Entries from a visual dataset
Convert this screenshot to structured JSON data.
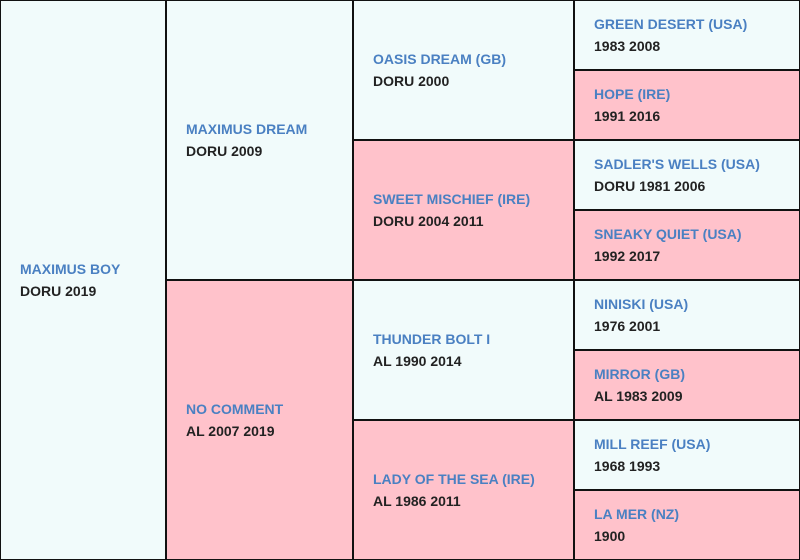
{
  "generations": [
    [
      {
        "name": "MAXIMUS BOY",
        "info": "DORU 2019"
      }
    ],
    [
      {
        "name": "MAXIMUS DREAM",
        "info": "DORU 2009"
      },
      {
        "name": "NO COMMENT",
        "info": "AL 2007 2019"
      }
    ],
    [
      {
        "name": "OASIS DREAM (GB)",
        "info": "DORU 2000"
      },
      {
        "name": "SWEET MISCHIEF (IRE)",
        "info": "DORU 2004 2011"
      },
      {
        "name": "THUNDER BOLT I",
        "info": "AL 1990 2014"
      },
      {
        "name": "LADY OF THE SEA (IRE)",
        "info": "AL 1986 2011"
      }
    ],
    [
      {
        "name": "GREEN DESERT (USA)",
        "info": "1983 2008"
      },
      {
        "name": "HOPE (IRE)",
        "info": "1991 2016"
      },
      {
        "name": "SADLER'S WELLS (USA)",
        "info": "DORU 1981 2006"
      },
      {
        "name": "SNEAKY QUIET (USA)",
        "info": "1992 2017"
      },
      {
        "name": "NINISKI (USA)",
        "info": "1976 2001"
      },
      {
        "name": "MIRROR (GB)",
        "info": "AL 1983 2009"
      },
      {
        "name": "MILL REEF (USA)",
        "info": "1968 1993"
      },
      {
        "name": "LA MER (NZ)",
        "info": "1900"
      }
    ]
  ]
}
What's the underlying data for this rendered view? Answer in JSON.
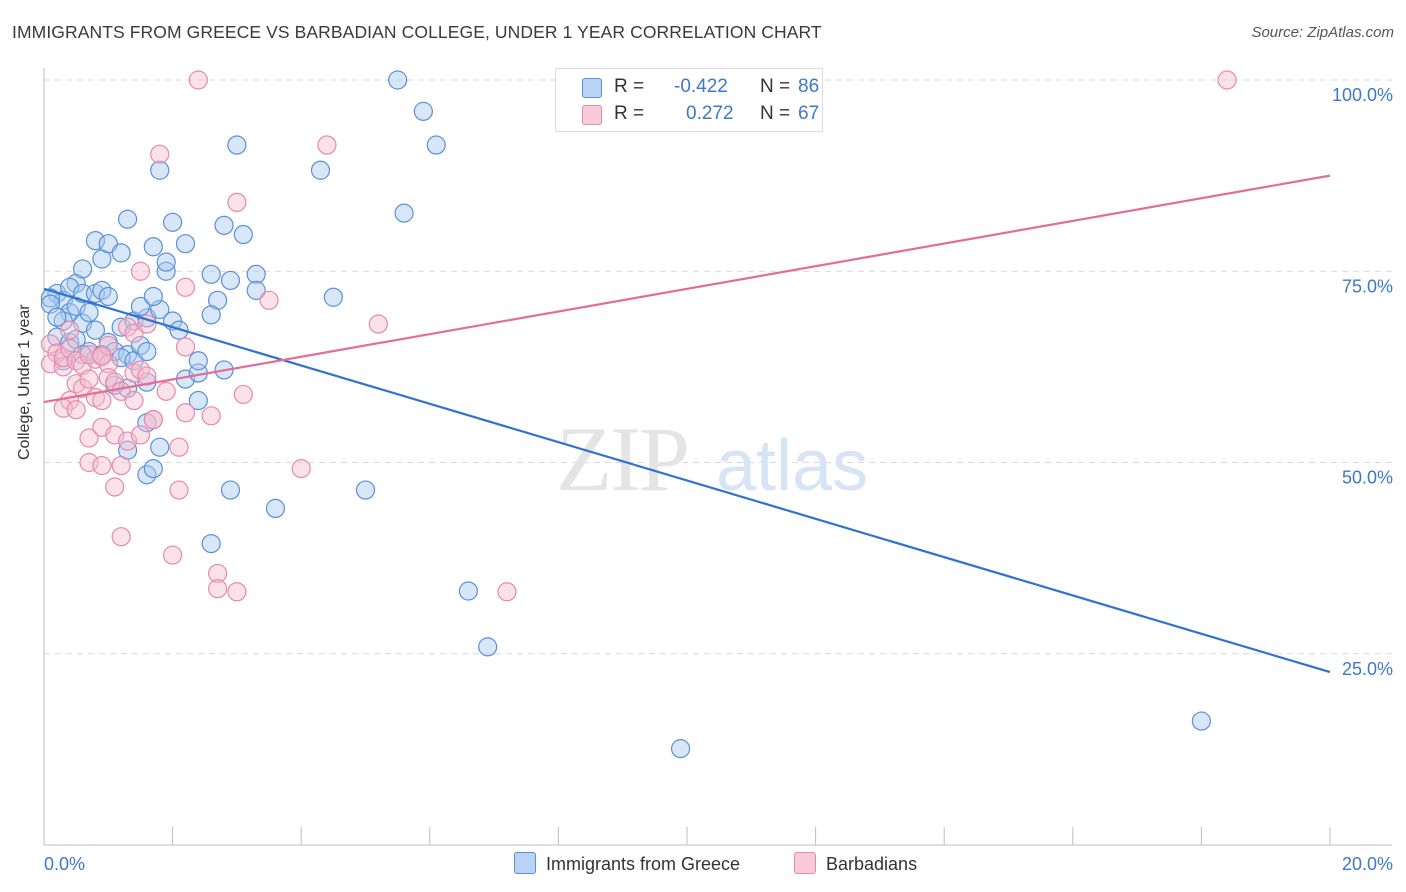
{
  "title": "IMMIGRANTS FROM GREECE VS BARBADIAN COLLEGE, UNDER 1 YEAR CORRELATION CHART",
  "source": "Source: ZipAtlas.com",
  "watermark": {
    "zip": "ZIP",
    "atlas": "atlas"
  },
  "colors": {
    "blue_fill": "#a9c9f0",
    "blue_stroke": "#5b8fd6",
    "blue_line": "#2f72d2",
    "pink_fill": "#f6bdd0",
    "pink_stroke": "#e68aaa",
    "pink_line": "#e46d98",
    "tick_text": "#3d78c9",
    "grid": "#d9d9d9"
  },
  "legend": {
    "r_label": "R =",
    "n_label": "N =",
    "series": [
      {
        "r": "-0.422",
        "n": "86"
      },
      {
        "r": "0.272",
        "n": "67"
      }
    ]
  },
  "chart_data": {
    "type": "scatter",
    "title": "IMMIGRANTS FROM GREECE VS BARBADIAN COLLEGE, UNDER 1 YEAR CORRELATION CHART",
    "xlabel": "",
    "ylabel": "College, Under 1 year",
    "xlim": [
      0,
      20
    ],
    "ylim": [
      0,
      102
    ],
    "x_tick_labels": [
      "0.0%",
      "20.0%"
    ],
    "y_ticks": [
      25,
      50,
      75,
      100
    ],
    "y_tick_labels": [
      "25.0%",
      "50.0%",
      "75.0%",
      "100.0%"
    ],
    "grid": true,
    "legend_position": "bottom-center",
    "series": [
      {
        "name": "Immigrants from Greece",
        "r": -0.422,
        "n": 86,
        "trend": {
          "x": [
            0,
            20
          ],
          "y": [
            72.7,
            22.6
          ]
        },
        "points": [
          [
            0.2,
            72.1
          ],
          [
            0.3,
            71.2
          ],
          [
            0.4,
            69.6
          ],
          [
            0.5,
            70.4
          ],
          [
            0.3,
            68.5
          ],
          [
            0.5,
            73.4
          ],
          [
            0.4,
            72.9
          ],
          [
            0.1,
            71.5
          ],
          [
            0.1,
            70.7
          ],
          [
            0.2,
            69.0
          ],
          [
            0.6,
            68.2
          ],
          [
            0.7,
            69.6
          ],
          [
            0.6,
            72.1
          ],
          [
            0.8,
            72.1
          ],
          [
            0.9,
            72.5
          ],
          [
            1.0,
            71.7
          ],
          [
            0.2,
            66.4
          ],
          [
            0.4,
            65.7
          ],
          [
            0.5,
            66.1
          ],
          [
            0.3,
            63.3
          ],
          [
            0.7,
            64.5
          ],
          [
            0.6,
            64.1
          ],
          [
            0.8,
            67.3
          ],
          [
            1.0,
            65.7
          ],
          [
            0.9,
            64.1
          ],
          [
            1.1,
            64.5
          ],
          [
            1.3,
            64.1
          ],
          [
            1.2,
            63.7
          ],
          [
            1.4,
            63.3
          ],
          [
            1.5,
            65.3
          ],
          [
            1.6,
            64.5
          ],
          [
            1.2,
            67.7
          ],
          [
            1.4,
            68.5
          ],
          [
            1.6,
            68.9
          ],
          [
            1.8,
            70.0
          ],
          [
            2.0,
            68.5
          ],
          [
            2.1,
            67.3
          ],
          [
            1.5,
            70.4
          ],
          [
            1.7,
            71.7
          ],
          [
            1.1,
            60.1
          ],
          [
            1.3,
            59.7
          ],
          [
            1.6,
            60.5
          ],
          [
            2.2,
            60.9
          ],
          [
            2.4,
            61.7
          ],
          [
            2.4,
            63.3
          ],
          [
            2.4,
            58.1
          ],
          [
            2.8,
            62.1
          ],
          [
            1.3,
            51.6
          ],
          [
            1.6,
            48.4
          ],
          [
            1.7,
            49.2
          ],
          [
            1.6,
            55.2
          ],
          [
            1.8,
            52.0
          ],
          [
            0.6,
            75.3
          ],
          [
            0.8,
            79.0
          ],
          [
            0.9,
            76.6
          ],
          [
            1.0,
            78.6
          ],
          [
            1.2,
            77.4
          ],
          [
            1.3,
            81.8
          ],
          [
            1.7,
            78.2
          ],
          [
            1.9,
            75.0
          ],
          [
            1.9,
            76.2
          ],
          [
            2.2,
            78.6
          ],
          [
            2.0,
            81.4
          ],
          [
            2.6,
            74.6
          ],
          [
            2.7,
            71.2
          ],
          [
            2.6,
            69.3
          ],
          [
            2.8,
            81.0
          ],
          [
            3.1,
            79.8
          ],
          [
            3.3,
            74.6
          ],
          [
            3.3,
            72.5
          ],
          [
            2.9,
            73.8
          ],
          [
            1.8,
            88.2
          ],
          [
            3.0,
            91.5
          ],
          [
            4.3,
            88.2
          ],
          [
            5.6,
            82.6
          ],
          [
            4.5,
            71.6
          ],
          [
            5.0,
            46.4
          ],
          [
            5.5,
            100.0
          ],
          [
            5.9,
            95.9
          ],
          [
            6.1,
            91.5
          ],
          [
            2.9,
            46.4
          ],
          [
            2.6,
            39.4
          ],
          [
            3.6,
            44.0
          ],
          [
            6.6,
            33.2
          ],
          [
            6.9,
            25.9
          ],
          [
            9.9,
            12.6
          ],
          [
            18.0,
            16.2
          ]
        ]
      },
      {
        "name": "Barbadians",
        "r": 0.272,
        "n": 67,
        "trend": {
          "x": [
            0,
            20
          ],
          "y": [
            57.9,
            87.5
          ]
        },
        "points": [
          [
            0.1,
            65.5
          ],
          [
            0.2,
            64.3
          ],
          [
            0.1,
            62.9
          ],
          [
            0.3,
            62.5
          ],
          [
            0.3,
            63.7
          ],
          [
            0.4,
            64.9
          ],
          [
            0.5,
            63.3
          ],
          [
            0.6,
            62.7
          ],
          [
            0.8,
            63.5
          ],
          [
            0.7,
            64.1
          ],
          [
            0.9,
            63.9
          ],
          [
            1.0,
            62.9
          ],
          [
            0.5,
            60.3
          ],
          [
            0.4,
            58.1
          ],
          [
            0.3,
            57.1
          ],
          [
            0.5,
            56.9
          ],
          [
            0.6,
            59.7
          ],
          [
            0.8,
            58.5
          ],
          [
            0.9,
            58.1
          ],
          [
            1.0,
            61.1
          ],
          [
            1.1,
            60.5
          ],
          [
            1.2,
            59.3
          ],
          [
            1.4,
            61.7
          ],
          [
            1.5,
            62.1
          ],
          [
            1.6,
            61.3
          ],
          [
            1.4,
            58.1
          ],
          [
            1.7,
            55.6
          ],
          [
            1.9,
            59.3
          ],
          [
            2.2,
            56.5
          ],
          [
            2.1,
            52.0
          ],
          [
            2.2,
            65.1
          ],
          [
            2.2,
            72.9
          ],
          [
            2.6,
            56.1
          ],
          [
            3.1,
            58.9
          ],
          [
            0.7,
            53.2
          ],
          [
            0.9,
            54.6
          ],
          [
            1.1,
            53.6
          ],
          [
            1.3,
            52.8
          ],
          [
            1.5,
            53.6
          ],
          [
            1.7,
            55.6
          ],
          [
            0.7,
            50.0
          ],
          [
            0.9,
            49.6
          ],
          [
            1.2,
            49.6
          ],
          [
            1.1,
            46.8
          ],
          [
            2.1,
            46.4
          ],
          [
            1.2,
            40.3
          ],
          [
            2.0,
            37.9
          ],
          [
            2.7,
            35.5
          ],
          [
            2.7,
            33.5
          ],
          [
            3.0,
            33.1
          ],
          [
            4.0,
            49.2
          ],
          [
            7.2,
            33.1
          ],
          [
            5.2,
            68.1
          ],
          [
            3.5,
            71.2
          ],
          [
            1.5,
            75.0
          ],
          [
            1.8,
            90.3
          ],
          [
            2.4,
            100.0
          ],
          [
            3.0,
            84.0
          ],
          [
            4.4,
            91.5
          ],
          [
            18.4,
            100.0
          ],
          [
            1.3,
            67.7
          ],
          [
            1.4,
            66.9
          ],
          [
            1.6,
            68.1
          ],
          [
            0.4,
            67.3
          ],
          [
            1.0,
            65.3
          ],
          [
            0.9,
            63.9
          ],
          [
            0.7,
            60.9
          ]
        ]
      }
    ]
  }
}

▶ Written instruction:
Each line that holds the word "title" should be extracted from the records.

▶ Response to the task:
  "title": "IMMIGRANTS FROM GREECE VS BARBADIAN COLLEGE, UNDER 1 YEAR CORRELATION CHART",
    "title": "IMMIGRANTS FROM GREECE VS BARBADIAN COLLEGE, UNDER 1 YEAR CORRELATION CHART",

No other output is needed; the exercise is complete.